*WHAT THIS TASK INVOLVES*. Go through the listing and return every line with "Caratteristiche" in it.

*DATA EXCERPTS*.
-- BEGIN --

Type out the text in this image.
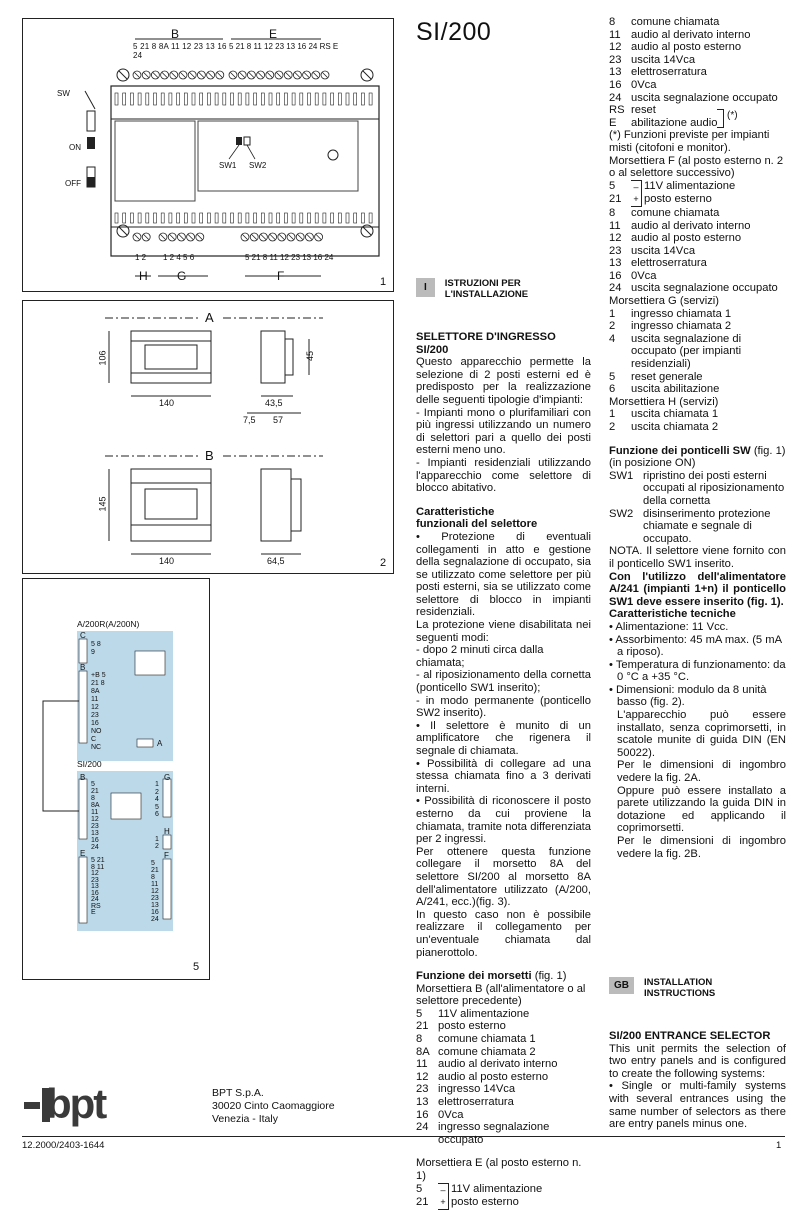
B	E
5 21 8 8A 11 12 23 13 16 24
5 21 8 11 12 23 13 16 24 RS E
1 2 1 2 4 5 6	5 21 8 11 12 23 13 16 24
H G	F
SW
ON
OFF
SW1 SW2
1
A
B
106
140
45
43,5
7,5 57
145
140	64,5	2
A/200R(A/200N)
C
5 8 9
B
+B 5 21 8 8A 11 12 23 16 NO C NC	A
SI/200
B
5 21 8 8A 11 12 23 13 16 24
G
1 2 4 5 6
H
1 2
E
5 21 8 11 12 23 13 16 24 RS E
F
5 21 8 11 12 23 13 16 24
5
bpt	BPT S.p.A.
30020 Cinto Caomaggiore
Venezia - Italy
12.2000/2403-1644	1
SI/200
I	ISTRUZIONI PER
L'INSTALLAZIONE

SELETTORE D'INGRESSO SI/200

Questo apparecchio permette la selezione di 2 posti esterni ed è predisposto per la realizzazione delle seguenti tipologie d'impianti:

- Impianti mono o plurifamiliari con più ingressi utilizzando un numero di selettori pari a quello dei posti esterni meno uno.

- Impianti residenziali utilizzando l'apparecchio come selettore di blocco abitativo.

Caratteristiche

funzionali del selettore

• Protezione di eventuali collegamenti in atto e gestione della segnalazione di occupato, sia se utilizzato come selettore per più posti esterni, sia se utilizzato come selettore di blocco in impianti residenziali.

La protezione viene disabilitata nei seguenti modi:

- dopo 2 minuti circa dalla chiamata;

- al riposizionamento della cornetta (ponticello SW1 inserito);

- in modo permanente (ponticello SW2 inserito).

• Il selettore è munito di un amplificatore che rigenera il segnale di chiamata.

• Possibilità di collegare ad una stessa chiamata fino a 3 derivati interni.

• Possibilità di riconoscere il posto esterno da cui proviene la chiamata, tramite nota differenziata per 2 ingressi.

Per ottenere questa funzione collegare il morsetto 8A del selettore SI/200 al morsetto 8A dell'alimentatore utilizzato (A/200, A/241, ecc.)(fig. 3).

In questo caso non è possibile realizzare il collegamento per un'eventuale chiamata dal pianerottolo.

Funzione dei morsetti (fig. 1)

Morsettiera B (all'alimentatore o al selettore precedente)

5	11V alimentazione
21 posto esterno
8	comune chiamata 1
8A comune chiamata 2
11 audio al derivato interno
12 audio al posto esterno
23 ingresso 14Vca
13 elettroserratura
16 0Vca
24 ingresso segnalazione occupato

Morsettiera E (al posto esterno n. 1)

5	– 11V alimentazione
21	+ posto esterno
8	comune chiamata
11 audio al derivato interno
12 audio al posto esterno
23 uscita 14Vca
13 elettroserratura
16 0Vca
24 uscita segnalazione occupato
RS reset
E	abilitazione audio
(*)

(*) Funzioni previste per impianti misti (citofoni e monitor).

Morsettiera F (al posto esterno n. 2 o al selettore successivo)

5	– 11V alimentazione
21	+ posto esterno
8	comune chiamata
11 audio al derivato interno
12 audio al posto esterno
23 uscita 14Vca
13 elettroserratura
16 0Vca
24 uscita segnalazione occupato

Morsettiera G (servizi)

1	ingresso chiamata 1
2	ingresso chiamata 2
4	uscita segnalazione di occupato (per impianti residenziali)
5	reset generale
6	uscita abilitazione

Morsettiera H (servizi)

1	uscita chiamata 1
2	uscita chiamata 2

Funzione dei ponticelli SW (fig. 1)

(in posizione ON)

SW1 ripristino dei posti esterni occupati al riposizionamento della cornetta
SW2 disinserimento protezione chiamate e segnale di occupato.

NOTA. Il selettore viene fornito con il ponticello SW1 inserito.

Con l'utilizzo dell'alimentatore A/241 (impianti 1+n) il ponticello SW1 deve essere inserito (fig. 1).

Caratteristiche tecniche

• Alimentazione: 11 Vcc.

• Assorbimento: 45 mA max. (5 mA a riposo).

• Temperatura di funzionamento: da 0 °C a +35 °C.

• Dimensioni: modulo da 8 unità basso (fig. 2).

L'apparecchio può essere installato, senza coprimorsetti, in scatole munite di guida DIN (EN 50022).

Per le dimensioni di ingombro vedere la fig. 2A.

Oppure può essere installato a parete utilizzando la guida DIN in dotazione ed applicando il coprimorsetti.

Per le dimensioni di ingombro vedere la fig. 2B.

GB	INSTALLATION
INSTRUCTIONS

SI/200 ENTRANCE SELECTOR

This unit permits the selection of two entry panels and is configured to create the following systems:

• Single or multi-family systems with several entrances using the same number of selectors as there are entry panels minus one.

-- END --
-- BEGIN --

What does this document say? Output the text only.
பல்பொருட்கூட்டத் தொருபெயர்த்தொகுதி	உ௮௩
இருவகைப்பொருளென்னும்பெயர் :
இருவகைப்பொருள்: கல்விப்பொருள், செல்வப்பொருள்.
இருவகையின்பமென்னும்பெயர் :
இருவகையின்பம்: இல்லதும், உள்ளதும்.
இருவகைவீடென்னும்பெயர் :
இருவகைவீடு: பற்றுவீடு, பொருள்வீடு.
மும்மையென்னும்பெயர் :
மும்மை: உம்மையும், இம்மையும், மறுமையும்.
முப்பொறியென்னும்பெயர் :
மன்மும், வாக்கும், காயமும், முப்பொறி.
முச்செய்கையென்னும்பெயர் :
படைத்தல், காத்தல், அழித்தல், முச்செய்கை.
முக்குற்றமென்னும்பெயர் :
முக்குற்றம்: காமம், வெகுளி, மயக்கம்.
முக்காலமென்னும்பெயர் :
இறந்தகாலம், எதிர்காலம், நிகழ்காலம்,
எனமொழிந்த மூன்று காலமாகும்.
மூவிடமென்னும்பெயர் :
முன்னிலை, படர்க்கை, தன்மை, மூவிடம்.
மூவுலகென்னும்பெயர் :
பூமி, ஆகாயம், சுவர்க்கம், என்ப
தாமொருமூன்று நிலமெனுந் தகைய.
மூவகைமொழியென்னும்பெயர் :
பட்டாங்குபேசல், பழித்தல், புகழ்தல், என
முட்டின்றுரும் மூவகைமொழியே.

-- END --

*FINISHED TASK*.
Caratteristiche
Caratteristiche tecniche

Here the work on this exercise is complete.